■ Task brief:
Tally up the lines where the string "JSON" appears; reply with the number only.

══ Extracted information

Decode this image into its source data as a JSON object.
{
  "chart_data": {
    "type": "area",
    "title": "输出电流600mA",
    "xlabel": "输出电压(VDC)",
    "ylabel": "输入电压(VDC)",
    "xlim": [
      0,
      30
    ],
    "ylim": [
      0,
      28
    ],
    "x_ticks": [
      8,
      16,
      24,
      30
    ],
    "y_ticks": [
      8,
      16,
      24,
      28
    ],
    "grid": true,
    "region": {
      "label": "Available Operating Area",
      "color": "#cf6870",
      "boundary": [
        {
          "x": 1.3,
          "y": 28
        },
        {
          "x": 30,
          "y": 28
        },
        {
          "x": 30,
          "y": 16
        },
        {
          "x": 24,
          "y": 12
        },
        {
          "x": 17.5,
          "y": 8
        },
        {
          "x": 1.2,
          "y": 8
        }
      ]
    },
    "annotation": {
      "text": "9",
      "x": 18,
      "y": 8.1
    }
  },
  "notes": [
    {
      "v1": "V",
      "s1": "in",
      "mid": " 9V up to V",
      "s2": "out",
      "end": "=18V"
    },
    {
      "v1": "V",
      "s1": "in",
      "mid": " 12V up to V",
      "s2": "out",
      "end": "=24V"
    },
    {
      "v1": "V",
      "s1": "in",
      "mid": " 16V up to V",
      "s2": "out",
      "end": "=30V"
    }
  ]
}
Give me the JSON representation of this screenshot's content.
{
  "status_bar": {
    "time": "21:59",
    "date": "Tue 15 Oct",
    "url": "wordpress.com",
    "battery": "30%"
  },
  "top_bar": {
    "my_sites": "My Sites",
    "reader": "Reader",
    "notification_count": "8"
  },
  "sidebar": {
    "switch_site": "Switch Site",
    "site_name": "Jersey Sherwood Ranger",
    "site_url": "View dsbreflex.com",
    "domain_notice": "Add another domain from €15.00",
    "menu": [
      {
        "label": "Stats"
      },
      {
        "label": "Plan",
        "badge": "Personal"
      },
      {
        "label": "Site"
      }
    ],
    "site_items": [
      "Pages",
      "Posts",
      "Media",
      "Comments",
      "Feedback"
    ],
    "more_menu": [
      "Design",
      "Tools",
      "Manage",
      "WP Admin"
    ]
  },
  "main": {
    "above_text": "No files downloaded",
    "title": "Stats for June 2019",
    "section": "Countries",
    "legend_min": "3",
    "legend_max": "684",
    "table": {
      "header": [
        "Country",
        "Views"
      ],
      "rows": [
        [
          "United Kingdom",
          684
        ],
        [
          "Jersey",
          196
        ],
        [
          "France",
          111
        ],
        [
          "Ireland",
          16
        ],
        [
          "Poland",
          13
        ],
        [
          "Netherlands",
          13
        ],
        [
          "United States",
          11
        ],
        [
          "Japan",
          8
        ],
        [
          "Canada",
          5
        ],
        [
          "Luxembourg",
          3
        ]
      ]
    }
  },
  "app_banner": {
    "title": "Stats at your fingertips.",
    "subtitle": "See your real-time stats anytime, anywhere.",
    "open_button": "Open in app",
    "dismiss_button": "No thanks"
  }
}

════

■ Response:
2